_GIVEN PROBLEM_. Records follow. Select each line holding "garden".

Start SUPPLIED ENTRIES

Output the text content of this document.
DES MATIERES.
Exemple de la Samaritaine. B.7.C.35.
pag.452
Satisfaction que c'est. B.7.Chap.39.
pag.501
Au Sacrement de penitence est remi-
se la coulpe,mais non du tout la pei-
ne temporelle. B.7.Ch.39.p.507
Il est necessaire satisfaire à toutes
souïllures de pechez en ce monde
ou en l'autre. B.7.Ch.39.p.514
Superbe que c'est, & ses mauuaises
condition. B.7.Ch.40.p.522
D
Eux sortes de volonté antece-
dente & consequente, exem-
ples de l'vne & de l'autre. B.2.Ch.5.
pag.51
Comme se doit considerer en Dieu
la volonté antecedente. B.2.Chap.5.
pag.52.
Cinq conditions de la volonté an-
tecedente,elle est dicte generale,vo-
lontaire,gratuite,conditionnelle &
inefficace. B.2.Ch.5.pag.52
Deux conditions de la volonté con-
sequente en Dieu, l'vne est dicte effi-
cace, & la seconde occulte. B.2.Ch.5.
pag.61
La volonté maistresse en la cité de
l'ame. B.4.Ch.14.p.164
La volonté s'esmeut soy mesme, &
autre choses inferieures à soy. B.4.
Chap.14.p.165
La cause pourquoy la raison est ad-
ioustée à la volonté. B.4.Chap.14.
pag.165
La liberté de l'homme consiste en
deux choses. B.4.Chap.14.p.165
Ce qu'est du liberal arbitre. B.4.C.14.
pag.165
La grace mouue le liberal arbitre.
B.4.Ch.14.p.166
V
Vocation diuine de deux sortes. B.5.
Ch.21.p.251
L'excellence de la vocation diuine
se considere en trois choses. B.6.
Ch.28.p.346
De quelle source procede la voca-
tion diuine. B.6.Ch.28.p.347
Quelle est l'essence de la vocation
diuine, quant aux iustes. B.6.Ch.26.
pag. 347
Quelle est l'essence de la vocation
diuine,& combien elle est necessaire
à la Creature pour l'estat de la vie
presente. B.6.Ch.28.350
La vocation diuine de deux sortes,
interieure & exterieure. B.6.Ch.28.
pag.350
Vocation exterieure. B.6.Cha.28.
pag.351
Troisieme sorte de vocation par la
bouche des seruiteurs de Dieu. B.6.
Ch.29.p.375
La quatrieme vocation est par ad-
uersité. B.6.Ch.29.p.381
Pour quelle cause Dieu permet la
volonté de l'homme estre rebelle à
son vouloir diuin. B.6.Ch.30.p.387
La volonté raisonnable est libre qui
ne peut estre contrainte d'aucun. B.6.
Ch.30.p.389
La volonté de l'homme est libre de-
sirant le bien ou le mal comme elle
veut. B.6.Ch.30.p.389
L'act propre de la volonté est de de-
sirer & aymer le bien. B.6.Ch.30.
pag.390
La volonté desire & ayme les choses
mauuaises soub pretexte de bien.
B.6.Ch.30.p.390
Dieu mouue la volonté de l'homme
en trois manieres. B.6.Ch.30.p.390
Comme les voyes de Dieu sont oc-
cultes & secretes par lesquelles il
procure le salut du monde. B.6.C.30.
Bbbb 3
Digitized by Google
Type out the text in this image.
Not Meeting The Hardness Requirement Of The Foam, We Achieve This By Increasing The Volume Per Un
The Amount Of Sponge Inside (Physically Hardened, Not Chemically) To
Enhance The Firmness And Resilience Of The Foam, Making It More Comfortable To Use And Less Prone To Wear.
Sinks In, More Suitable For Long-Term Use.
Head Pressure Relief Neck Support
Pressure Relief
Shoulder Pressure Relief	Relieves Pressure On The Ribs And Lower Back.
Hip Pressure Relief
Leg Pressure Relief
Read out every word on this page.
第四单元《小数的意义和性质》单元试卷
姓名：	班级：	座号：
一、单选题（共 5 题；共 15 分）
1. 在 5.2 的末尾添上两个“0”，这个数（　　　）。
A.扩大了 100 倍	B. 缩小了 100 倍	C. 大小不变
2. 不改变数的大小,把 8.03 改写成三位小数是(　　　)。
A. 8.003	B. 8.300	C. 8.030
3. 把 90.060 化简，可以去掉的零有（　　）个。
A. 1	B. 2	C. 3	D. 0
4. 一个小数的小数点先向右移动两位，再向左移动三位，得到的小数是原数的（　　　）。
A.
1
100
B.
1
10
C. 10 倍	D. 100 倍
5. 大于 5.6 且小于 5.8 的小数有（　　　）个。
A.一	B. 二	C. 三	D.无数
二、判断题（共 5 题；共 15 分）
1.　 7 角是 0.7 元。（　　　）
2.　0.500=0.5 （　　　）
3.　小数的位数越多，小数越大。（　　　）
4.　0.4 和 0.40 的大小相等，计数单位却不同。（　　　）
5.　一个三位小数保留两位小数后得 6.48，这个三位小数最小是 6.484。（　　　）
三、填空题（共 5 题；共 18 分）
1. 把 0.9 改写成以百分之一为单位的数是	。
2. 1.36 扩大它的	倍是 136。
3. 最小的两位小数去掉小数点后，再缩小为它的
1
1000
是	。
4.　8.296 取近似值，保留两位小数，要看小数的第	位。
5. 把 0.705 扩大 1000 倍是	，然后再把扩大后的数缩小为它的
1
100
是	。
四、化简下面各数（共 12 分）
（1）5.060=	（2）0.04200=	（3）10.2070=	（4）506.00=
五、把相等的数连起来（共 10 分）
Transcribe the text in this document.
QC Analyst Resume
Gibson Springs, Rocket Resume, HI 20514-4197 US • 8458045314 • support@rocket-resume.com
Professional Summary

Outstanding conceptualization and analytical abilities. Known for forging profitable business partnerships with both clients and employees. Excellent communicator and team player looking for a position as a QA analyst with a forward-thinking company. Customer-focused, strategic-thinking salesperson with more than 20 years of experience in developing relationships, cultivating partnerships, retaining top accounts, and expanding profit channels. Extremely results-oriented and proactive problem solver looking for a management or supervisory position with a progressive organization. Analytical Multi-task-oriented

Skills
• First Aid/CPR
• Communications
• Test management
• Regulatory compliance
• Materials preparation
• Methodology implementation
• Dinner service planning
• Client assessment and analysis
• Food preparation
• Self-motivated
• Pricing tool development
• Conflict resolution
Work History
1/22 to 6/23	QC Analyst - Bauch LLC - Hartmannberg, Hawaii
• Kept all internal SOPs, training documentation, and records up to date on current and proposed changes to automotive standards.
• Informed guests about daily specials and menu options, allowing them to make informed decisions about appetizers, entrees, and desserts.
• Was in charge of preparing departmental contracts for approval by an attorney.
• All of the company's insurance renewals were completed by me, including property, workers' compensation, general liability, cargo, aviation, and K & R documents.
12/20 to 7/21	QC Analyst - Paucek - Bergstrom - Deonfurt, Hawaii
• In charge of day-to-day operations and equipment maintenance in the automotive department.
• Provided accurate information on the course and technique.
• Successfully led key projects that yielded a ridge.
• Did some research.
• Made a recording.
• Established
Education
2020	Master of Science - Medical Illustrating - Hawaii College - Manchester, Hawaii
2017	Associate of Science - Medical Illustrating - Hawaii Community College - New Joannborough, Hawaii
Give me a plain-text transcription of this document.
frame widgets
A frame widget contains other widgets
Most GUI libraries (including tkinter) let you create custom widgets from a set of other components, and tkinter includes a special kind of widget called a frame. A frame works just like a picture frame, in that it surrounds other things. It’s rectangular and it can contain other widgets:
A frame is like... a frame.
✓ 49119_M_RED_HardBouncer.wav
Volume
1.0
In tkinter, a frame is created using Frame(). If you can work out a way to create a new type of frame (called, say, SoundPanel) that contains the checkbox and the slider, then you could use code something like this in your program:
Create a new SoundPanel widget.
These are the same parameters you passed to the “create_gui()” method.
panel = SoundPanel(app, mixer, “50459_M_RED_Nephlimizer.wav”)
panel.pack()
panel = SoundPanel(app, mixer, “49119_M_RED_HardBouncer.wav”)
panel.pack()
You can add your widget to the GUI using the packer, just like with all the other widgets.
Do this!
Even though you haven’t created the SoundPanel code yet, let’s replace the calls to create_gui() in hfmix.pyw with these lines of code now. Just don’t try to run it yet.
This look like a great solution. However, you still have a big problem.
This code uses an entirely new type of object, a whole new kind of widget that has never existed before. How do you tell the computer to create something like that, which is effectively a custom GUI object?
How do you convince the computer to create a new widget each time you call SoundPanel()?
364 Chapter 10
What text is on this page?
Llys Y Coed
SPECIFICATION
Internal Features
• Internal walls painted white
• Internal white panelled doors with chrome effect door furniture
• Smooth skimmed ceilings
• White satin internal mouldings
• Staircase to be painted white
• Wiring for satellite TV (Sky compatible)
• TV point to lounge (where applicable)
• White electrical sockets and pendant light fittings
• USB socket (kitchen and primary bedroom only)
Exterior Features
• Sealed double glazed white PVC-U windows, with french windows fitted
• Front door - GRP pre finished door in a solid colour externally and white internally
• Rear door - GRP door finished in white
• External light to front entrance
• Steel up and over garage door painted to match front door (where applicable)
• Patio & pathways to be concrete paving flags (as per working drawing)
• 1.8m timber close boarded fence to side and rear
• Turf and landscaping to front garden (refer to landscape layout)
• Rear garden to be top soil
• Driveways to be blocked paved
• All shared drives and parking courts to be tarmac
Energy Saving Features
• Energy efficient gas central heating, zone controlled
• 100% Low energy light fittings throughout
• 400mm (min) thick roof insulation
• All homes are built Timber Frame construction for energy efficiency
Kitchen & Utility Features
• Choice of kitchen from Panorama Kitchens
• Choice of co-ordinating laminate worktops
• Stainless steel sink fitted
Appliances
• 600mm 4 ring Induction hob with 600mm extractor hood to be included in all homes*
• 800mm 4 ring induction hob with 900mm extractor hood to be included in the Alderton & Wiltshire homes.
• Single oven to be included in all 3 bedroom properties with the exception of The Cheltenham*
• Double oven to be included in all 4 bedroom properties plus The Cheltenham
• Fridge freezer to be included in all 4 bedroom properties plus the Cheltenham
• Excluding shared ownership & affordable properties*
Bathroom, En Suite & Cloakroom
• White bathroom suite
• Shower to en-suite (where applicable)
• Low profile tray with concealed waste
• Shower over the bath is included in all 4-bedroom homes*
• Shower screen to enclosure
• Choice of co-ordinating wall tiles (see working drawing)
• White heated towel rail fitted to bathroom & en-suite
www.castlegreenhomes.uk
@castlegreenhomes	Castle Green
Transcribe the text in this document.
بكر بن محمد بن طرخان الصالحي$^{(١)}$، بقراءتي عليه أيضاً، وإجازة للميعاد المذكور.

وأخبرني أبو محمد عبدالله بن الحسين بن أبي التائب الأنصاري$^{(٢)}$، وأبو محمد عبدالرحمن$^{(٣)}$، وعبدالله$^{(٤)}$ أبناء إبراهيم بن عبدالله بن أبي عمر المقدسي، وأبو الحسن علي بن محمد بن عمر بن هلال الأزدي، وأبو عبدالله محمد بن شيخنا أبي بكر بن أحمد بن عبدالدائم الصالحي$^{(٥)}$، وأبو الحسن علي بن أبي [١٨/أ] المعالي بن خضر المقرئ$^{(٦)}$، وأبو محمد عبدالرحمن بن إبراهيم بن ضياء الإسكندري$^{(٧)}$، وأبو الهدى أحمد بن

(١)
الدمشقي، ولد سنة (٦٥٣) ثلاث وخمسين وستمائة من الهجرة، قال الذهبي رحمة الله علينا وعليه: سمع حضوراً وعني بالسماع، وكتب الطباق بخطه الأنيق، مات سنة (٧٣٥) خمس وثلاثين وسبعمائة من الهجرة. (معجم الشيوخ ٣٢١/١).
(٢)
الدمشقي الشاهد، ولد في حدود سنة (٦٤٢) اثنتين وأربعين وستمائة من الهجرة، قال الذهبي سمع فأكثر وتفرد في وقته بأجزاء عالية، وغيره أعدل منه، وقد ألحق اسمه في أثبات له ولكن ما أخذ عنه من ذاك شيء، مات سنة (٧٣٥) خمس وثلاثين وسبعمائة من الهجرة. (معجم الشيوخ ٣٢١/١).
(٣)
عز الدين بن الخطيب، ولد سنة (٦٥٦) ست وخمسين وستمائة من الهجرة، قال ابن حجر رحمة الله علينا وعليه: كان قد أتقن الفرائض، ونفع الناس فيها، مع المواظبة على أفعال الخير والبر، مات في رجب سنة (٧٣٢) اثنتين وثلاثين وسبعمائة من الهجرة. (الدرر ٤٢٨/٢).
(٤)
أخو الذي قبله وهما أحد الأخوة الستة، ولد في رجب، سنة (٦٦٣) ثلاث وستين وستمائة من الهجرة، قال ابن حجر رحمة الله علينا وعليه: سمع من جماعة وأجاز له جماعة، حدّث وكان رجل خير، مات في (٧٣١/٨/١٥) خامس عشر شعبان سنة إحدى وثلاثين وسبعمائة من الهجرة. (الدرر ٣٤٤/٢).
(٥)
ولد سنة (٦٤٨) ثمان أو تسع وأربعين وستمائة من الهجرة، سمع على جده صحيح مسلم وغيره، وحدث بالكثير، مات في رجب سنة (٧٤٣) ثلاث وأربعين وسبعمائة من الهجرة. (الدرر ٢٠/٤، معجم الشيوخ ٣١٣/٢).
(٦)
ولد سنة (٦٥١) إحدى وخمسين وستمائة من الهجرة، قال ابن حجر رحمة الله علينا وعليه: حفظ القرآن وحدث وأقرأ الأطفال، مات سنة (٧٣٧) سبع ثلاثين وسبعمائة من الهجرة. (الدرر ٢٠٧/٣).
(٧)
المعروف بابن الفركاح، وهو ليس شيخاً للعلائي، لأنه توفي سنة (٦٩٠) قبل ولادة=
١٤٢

End SUPPLIED ENTRIES

_COMPLETE OUTPUT_.
• Turf and landscaping to front garden (refer to landscape layout)
• Rear garden to be top soil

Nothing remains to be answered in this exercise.